Exercise text
Now that you've become a beadie fanatic, where do you put all the beads that you keep collecting? Here are some ideas:
- Embroidery Floss Organizers: These are perfect if you're buying the small sizes of bead packages. There are 17 divisions--16 small and 1 large. I have several of these. These are so convenient when you go to make a beadie critter--usually you have enough colors in one organizer that all the colors you need for a particular project are easily accessible in that container. This is good for kids, too. You could also use other multi-compartment organizers, such as hardware organizers or fishing tackle boxes.
- Frosting Containers or other small plastic containers: Once you start buying beads in the "ValuPaks" of 720 or from Bolek's in bags of 1,000, you'll need something bigger to hold the beads. If you have a large collection of containers such as frosting tubs, you can use those. Others have suggested Kool-aid or Capri Sun containers, or inexpensive clear plastic or glass jars. Label the lid with the color, or glue one of the beads on the lid, so you can tell what you've got.
- The Ziploc Bag/4-drawer Tower System: I've got so many beads now I ran out of frosting tubs. I started putting them into quart-size Ziploc bags. Then I bought a 4-drawer Rubbermaid storage tower thingie. If you lay the Ziploc bags of beads so they are flat, you can fit the bags two across, two deep, and 5 or 6 high. The top drawer holds ribbon and cord, keyrings, lanyard hooks, etc. The second drawer has all the opaque regular pony beads. Third drawer, perle finish and transparent pony beads. 4th drawer, faceted pony beads and wee pony beads. This works out pretty well for me. I had to buy another 4-drawer tower and fit it on top of the other one, to fit in all the new sizes of beads. The tower sits in my bedroom and that's where I make beadie critters.

Entries from a data collection

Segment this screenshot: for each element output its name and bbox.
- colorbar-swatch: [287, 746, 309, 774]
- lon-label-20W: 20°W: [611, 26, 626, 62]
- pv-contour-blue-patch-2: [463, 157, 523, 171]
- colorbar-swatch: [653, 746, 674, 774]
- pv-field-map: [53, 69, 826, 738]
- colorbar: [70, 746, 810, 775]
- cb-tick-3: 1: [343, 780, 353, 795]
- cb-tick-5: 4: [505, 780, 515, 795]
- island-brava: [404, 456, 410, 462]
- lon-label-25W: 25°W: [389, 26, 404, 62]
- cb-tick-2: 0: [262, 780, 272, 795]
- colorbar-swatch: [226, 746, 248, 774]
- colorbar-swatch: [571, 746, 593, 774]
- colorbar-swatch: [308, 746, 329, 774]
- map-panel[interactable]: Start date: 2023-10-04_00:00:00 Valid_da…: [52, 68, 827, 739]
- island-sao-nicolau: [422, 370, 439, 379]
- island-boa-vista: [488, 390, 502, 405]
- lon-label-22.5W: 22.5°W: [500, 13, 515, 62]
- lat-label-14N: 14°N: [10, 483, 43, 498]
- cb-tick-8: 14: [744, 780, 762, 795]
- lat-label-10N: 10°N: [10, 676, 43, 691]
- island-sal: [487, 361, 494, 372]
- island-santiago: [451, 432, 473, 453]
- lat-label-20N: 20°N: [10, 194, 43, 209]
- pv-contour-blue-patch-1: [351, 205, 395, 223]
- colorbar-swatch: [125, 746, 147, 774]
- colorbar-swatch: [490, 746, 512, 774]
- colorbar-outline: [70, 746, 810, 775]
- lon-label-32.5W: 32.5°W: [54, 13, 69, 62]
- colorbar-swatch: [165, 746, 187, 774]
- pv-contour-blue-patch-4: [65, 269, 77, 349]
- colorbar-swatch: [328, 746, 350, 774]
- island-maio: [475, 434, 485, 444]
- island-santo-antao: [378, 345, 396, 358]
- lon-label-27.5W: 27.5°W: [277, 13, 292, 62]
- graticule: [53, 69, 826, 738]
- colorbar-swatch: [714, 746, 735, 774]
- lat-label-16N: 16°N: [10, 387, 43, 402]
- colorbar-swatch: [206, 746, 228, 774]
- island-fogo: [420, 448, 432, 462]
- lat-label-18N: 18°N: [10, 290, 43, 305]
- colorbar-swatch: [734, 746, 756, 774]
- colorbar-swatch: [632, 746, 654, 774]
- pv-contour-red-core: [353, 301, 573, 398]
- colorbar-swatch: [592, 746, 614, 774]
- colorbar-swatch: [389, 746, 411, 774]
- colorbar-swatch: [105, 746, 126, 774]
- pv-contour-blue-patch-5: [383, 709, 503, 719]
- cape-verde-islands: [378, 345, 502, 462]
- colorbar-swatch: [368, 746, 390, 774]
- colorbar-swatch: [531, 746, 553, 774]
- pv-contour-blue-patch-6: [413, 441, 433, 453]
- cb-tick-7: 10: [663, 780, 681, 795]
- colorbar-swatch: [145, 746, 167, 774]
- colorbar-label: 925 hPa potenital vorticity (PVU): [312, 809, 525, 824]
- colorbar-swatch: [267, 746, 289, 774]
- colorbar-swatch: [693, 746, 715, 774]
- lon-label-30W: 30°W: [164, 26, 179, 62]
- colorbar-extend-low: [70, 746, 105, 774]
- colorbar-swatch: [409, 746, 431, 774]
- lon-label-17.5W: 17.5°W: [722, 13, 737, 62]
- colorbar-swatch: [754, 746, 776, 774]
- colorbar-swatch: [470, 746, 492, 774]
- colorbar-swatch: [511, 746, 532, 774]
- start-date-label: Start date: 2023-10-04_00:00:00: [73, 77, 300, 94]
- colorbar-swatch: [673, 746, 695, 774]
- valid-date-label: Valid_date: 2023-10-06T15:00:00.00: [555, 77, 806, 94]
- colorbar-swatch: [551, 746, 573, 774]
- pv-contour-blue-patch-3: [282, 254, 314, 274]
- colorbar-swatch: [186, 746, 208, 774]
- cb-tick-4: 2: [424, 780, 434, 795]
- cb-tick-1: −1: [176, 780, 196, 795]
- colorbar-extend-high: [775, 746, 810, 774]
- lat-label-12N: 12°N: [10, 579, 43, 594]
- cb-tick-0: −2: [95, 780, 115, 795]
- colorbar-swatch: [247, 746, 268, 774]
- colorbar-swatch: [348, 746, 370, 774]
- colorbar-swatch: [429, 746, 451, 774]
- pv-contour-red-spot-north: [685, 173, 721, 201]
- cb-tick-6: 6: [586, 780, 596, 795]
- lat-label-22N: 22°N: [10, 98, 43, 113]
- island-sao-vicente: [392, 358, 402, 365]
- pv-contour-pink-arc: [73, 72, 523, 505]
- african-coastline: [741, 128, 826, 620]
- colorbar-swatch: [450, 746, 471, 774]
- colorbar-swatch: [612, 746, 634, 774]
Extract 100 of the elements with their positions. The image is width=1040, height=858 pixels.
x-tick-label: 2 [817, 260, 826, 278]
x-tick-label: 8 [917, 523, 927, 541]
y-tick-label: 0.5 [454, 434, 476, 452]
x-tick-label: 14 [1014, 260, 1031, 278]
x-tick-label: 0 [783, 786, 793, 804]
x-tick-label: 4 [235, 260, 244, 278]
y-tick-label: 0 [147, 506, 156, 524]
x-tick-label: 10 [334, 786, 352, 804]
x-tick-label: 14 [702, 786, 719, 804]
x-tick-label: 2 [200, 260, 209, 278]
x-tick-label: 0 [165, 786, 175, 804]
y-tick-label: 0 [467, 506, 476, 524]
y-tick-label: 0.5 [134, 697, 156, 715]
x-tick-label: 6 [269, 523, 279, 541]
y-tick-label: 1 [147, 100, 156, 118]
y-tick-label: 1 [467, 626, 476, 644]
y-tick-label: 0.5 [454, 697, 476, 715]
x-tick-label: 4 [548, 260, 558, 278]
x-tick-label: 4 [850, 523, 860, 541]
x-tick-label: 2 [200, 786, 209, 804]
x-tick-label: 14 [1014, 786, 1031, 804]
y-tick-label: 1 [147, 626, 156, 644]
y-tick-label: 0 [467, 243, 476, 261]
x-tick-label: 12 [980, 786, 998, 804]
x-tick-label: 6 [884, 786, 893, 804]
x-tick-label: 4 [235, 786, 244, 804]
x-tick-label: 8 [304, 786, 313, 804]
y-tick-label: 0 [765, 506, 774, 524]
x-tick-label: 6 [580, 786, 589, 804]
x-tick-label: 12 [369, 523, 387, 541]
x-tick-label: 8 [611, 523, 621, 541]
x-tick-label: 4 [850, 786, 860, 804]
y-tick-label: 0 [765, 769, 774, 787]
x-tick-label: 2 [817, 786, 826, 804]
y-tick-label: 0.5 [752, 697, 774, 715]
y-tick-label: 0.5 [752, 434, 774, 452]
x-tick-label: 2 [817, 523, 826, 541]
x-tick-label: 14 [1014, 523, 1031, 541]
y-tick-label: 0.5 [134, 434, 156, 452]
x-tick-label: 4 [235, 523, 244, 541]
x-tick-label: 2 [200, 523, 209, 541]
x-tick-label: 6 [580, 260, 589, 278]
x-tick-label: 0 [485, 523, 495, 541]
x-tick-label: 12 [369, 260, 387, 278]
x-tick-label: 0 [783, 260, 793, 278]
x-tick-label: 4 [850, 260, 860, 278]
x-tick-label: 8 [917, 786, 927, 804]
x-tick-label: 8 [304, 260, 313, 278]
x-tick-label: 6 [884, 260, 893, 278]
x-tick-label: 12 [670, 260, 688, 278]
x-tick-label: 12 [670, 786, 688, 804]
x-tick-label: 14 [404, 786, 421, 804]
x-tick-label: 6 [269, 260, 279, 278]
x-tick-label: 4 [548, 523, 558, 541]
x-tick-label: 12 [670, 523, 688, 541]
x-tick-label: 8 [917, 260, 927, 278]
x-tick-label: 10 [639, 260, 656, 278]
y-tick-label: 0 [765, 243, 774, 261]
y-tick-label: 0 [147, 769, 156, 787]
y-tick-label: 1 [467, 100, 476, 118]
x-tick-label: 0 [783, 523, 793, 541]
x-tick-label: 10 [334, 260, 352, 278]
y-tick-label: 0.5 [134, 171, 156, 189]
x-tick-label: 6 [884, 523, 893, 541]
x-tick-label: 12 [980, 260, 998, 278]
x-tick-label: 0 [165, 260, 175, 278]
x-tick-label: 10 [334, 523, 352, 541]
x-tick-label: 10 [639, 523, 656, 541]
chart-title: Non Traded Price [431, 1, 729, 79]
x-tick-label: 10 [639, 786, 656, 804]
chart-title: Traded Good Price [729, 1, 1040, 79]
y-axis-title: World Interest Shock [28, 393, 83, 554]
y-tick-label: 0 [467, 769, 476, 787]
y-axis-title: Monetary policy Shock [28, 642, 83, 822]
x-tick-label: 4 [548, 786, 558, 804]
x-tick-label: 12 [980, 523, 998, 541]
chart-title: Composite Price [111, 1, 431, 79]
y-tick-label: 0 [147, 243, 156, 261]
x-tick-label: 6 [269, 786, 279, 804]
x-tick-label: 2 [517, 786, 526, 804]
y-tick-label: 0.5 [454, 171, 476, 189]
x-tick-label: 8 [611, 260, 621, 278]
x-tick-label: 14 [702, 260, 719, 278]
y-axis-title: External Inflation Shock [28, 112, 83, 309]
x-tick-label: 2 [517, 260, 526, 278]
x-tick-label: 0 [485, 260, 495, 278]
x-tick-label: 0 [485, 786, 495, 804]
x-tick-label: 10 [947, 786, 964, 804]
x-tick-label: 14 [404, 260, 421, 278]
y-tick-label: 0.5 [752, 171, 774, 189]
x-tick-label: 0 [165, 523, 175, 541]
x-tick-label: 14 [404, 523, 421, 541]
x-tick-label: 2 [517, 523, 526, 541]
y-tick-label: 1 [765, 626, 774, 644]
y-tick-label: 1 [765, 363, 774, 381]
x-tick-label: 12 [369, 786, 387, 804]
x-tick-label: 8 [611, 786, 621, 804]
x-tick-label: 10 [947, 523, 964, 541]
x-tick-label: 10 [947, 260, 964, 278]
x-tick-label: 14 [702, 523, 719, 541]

Work item
Answer these questions using the bead storage text above.
(a) How many divisions does an embroidery floss organizer have?
(b) How many beads come in a bag from Bolek's?
(c) What is kept in the second drawer of the 4-drawer tower?

Output below
(a) 17: 16 small and 1 large.
(b) 1,000.
(c) All the opaque regular pony beads.